— Exercise details —
Set down the full listing exactly, character for character.
* * * * * * *
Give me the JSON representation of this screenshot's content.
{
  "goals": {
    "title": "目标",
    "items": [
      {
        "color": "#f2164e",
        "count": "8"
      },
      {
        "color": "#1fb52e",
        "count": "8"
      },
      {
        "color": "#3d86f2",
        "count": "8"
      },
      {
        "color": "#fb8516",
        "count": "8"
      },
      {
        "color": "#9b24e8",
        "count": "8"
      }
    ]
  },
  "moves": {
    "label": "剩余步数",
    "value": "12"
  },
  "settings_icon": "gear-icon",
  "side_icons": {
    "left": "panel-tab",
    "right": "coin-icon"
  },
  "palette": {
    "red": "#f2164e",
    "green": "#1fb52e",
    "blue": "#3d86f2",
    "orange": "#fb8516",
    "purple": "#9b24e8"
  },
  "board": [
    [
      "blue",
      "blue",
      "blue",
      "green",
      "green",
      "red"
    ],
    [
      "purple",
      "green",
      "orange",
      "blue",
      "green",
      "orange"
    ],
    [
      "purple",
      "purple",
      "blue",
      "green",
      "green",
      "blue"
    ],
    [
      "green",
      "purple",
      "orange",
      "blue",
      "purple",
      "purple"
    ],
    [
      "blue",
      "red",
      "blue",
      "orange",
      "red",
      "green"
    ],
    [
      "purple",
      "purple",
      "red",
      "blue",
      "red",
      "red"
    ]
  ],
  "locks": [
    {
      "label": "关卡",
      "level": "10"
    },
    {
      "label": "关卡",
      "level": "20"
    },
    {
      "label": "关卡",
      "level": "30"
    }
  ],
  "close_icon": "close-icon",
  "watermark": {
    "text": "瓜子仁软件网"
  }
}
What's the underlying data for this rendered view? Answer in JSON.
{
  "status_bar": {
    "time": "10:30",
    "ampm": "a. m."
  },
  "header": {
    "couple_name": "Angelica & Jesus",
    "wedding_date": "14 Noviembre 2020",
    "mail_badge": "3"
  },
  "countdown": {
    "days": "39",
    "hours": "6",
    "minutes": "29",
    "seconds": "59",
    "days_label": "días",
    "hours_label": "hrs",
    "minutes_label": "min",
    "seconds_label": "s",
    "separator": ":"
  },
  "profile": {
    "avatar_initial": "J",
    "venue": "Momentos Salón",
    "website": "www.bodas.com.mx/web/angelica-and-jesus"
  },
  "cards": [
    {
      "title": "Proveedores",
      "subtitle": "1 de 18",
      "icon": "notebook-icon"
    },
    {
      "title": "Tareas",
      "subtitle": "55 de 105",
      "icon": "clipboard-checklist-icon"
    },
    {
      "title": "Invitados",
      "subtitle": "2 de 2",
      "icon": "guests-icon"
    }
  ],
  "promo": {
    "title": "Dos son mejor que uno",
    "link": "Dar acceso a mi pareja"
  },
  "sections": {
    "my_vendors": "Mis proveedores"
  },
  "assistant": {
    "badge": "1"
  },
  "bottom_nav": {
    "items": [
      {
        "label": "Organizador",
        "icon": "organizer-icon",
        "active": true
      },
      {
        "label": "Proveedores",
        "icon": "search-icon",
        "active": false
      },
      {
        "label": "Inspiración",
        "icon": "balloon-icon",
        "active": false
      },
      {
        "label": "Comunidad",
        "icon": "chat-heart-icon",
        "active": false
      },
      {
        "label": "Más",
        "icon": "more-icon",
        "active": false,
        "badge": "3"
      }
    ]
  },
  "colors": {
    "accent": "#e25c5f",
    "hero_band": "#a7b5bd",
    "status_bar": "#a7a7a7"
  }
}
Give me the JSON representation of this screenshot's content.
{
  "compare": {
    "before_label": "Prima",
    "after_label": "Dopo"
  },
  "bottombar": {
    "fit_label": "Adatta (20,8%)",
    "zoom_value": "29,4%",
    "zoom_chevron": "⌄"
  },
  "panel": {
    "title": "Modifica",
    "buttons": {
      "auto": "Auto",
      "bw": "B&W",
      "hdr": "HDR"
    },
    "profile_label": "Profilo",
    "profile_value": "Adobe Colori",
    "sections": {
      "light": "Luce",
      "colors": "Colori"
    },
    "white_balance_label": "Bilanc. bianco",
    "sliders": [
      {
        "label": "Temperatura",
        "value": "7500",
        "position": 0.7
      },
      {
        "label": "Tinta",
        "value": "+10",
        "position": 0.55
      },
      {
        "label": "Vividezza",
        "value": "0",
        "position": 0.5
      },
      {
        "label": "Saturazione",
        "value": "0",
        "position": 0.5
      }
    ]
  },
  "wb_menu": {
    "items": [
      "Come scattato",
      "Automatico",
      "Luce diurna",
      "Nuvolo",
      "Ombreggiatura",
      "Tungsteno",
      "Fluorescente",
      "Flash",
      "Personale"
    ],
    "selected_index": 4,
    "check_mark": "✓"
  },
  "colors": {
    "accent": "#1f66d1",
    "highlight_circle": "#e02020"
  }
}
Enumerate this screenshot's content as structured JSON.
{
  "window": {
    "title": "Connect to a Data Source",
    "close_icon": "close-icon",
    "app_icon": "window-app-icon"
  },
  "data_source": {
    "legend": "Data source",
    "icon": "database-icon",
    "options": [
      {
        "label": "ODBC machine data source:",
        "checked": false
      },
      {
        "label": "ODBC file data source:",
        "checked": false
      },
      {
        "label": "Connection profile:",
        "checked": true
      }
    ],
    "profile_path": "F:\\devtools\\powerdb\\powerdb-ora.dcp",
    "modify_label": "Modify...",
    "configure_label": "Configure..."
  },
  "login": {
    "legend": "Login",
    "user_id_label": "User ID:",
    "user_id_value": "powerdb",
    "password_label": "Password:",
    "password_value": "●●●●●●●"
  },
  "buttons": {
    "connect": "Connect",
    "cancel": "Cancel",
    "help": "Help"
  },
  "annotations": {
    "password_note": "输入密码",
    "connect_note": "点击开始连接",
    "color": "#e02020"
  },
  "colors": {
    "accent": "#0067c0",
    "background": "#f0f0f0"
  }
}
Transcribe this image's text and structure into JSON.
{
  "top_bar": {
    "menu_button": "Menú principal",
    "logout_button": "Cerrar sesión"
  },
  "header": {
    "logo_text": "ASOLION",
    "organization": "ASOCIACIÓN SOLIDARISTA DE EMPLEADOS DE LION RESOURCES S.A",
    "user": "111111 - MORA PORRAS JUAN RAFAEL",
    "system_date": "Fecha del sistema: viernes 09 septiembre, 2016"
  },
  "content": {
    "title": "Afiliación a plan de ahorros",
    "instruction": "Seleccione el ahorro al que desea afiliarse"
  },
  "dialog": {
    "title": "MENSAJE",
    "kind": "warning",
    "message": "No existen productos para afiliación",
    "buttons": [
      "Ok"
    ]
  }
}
* * * * * * *
— Written answer —
Give me the JSON representation of this screenshot's content.
{
  "goals": {
    "title": "目标",
    "items": [
      {
        "color": "#f2164e",
        "count": "8"
      },
      {
        "color": "#1fb52e",
        "count": "8"
      },
      {
        "color": "#3d86f2",
        "count": "8"
      },
      {
        "color": "#fb8516",
        "count": "8"
      },
      {
        "color": "#9b24e8",
        "count": "8"
      }
    ]
  },
  "moves": {
    "label": "剩余步数",
    "value": "12"
  },
  "settings_icon": "gear-icon",
  "side_icons": {
    "left": "panel-tab",
    "right": "coin-icon"
  },
  "palette": {
    "red": "#f2164e",
    "green": "#1fb52e",
    "blue": "#3d86f2",
    "orange": "#fb8516",
    "purple": "#9b24e8"
  },
  "board": [
    [
      "blue",
      "blue",
      "blue",
      "green",
      "green",
      "red"
    ],
    [
      "purple",
      "green",
      "orange",
      "blue",
      "green",
      "orange"
    ],
    [
      "purple",
      "purple",
      "blue",
      "green",
      "green",
      "blue"
    ],
    [
      "green",
      "purple",
      "orange",
      "blue",
      "purple",
      "purple"
    ],
    [
      "blue",
      "red",
      "blue",
      "orange",
      "red",
      "green"
    ],
    [
      "purple",
      "purple",
      "red",
      "blue",
      "red",
      "red"
    ]
  ],
  "locks": [
    {
      "label": "关卡",
      "level": "10"
    },
    {
      "label": "关卡",
      "level": "20"
    },
    {
      "label": "关卡",
      "level": "30"
    }
  ],
  "close_icon": "close-icon",
  "watermark": {
    "text": "瓜子仁软件网"
  }
}
What's the underlying data for this rendered view? Answer in JSON.
{
  "status_bar": {
    "time": "10:30",
    "ampm": "a. m."
  },
  "header": {
    "couple_name": "Angelica & Jesus",
    "wedding_date": "14 Noviembre 2020",
    "mail_badge": "3"
  },
  "countdown": {
    "days": "39",
    "hours": "6",
    "minutes": "29",
    "seconds": "59",
    "days_label": "días",
    "hours_label": "hrs",
    "minutes_label": "min",
    "seconds_label": "s",
    "separator": ":"
  },
  "profile": {
    "avatar_initial": "J",
    "venue": "Momentos Salón",
    "website": "www.bodas.com.mx/web/angelica-and-jesus"
  },
  "cards": [
    {
      "title": "Proveedores",
      "subtitle": "1 de 18",
      "icon": "notebook-icon"
    },
    {
      "title": "Tareas",
      "subtitle": "55 de 105",
      "icon": "clipboard-checklist-icon"
    },
    {
      "title": "Invitados",
      "subtitle": "2 de 2",
      "icon": "guests-icon"
    }
  ],
  "promo": {
    "title": "Dos son mejor que uno",
    "link": "Dar acceso a mi pareja"
  },
  "sections": {
    "my_vendors": "Mis proveedores"
  },
  "assistant": {
    "badge": "1"
  },
  "bottom_nav": {
    "items": [
      {
        "label": "Organizador",
        "icon": "organizer-icon",
        "active": true
      },
      {
        "label": "Proveedores",
        "icon": "search-icon",
        "active": false
      },
      {
        "label": "Inspiración",
        "icon": "balloon-icon",
        "active": false
      },
      {
        "label": "Comunidad",
        "icon": "chat-heart-icon",
        "active": false
      },
      {
        "label": "Más",
        "icon": "more-icon",
        "active": false,
        "badge": "3"
      }
    ]
  },
  "colors": {
    "accent": "#e25c5f",
    "hero_band": "#a7b5bd",
    "status_bar": "#a7a7a7"
  }
}
Give me the JSON representation of this screenshot's content.
{
  "compare": {
    "before_label": "Prima",
    "after_label": "Dopo"
  },
  "bottombar": {
    "fit_label": "Adatta (20,8%)",
    "zoom_value": "29,4%",
    "zoom_chevron": "⌄"
  },
  "panel": {
    "title": "Modifica",
    "buttons": {
      "auto": "Auto",
      "bw": "B&W",
      "hdr": "HDR"
    },
    "profile_label": "Profilo",
    "profile_value": "Adobe Colori",
    "sections": {
      "light": "Luce",
      "colors": "Colori"
    },
    "white_balance_label": "Bilanc. bianco",
    "sliders": [
      {
        "label": "Temperatura",
        "value": "7500",
        "position": 0.7
      },
      {
        "label": "Tinta",
        "value": "+10",
        "position": 0.55
      },
      {
        "label": "Vividezza",
        "value": "0",
        "position": 0.5
      },
      {
        "label": "Saturazione",
        "value": "0",
        "position": 0.5
      }
    ]
  },
  "wb_menu": {
    "items": [
      "Come scattato",
      "Automatico",
      "Luce diurna",
      "Nuvolo",
      "Ombreggiatura",
      "Tungsteno",
      "Fluorescente",
      "Flash",
      "Personale"
    ],
    "selected_index": 4,
    "check_mark": "✓"
  },
  "colors": {
    "accent": "#1f66d1",
    "highlight_circle": "#e02020"
  }
}
Enumerate this screenshot's content as structured JSON.
{
  "window": {
    "title": "Connect to a Data Source",
    "close_icon": "close-icon",
    "app_icon": "window-app-icon"
  },
  "data_source": {
    "legend": "Data source",
    "icon": "database-icon",
    "options": [
      {
        "label": "ODBC machine data source:",
        "checked": false
      },
      {
        "label": "ODBC file data source:",
        "checked": false
      },
      {
        "label": "Connection profile:",
        "checked": true
      }
    ],
    "profile_path": "F:\\devtools\\powerdb\\powerdb-ora.dcp",
    "modify_label": "Modify...",
    "configure_label": "Configure..."
  },
  "login": {
    "legend": "Login",
    "user_id_label": "User ID:",
    "user_id_value": "powerdb",
    "password_label": "Password:",
    "password_value": "●●●●●●●"
  },
  "buttons": {
    "connect": "Connect",
    "cancel": "Cancel",
    "help": "Help"
  },
  "annotations": {
    "password_note": "输入密码",
    "connect_note": "点击开始连接",
    "color": "#e02020"
  },
  "colors": {
    "accent": "#0067c0",
    "background": "#f0f0f0"
  }
}
Transcribe this image's text and structure into JSON.
{
  "top_bar": {
    "menu_button": "Menú principal",
    "logout_button": "Cerrar sesión"
  },
  "header": {
    "logo_text": "ASOLION",
    "organization": "ASOCIACIÓN SOLIDARISTA DE EMPLEADOS DE LION RESOURCES S.A",
    "user": "111111 - MORA PORRAS JUAN RAFAEL",
    "system_date": "Fecha del sistema: viernes 09 septiembre, 2016"
  },
  "content": {
    "title": "Afiliación a plan de ahorros",
    "instruction": "Seleccione el ahorro al que desea afiliarse"
  },
  "dialog": {
    "title": "MENSAJE",
    "kind": "warning",
    "message": "No existen productos para afiliación",
    "buttons": [
      "Ok"
    ]
  }
}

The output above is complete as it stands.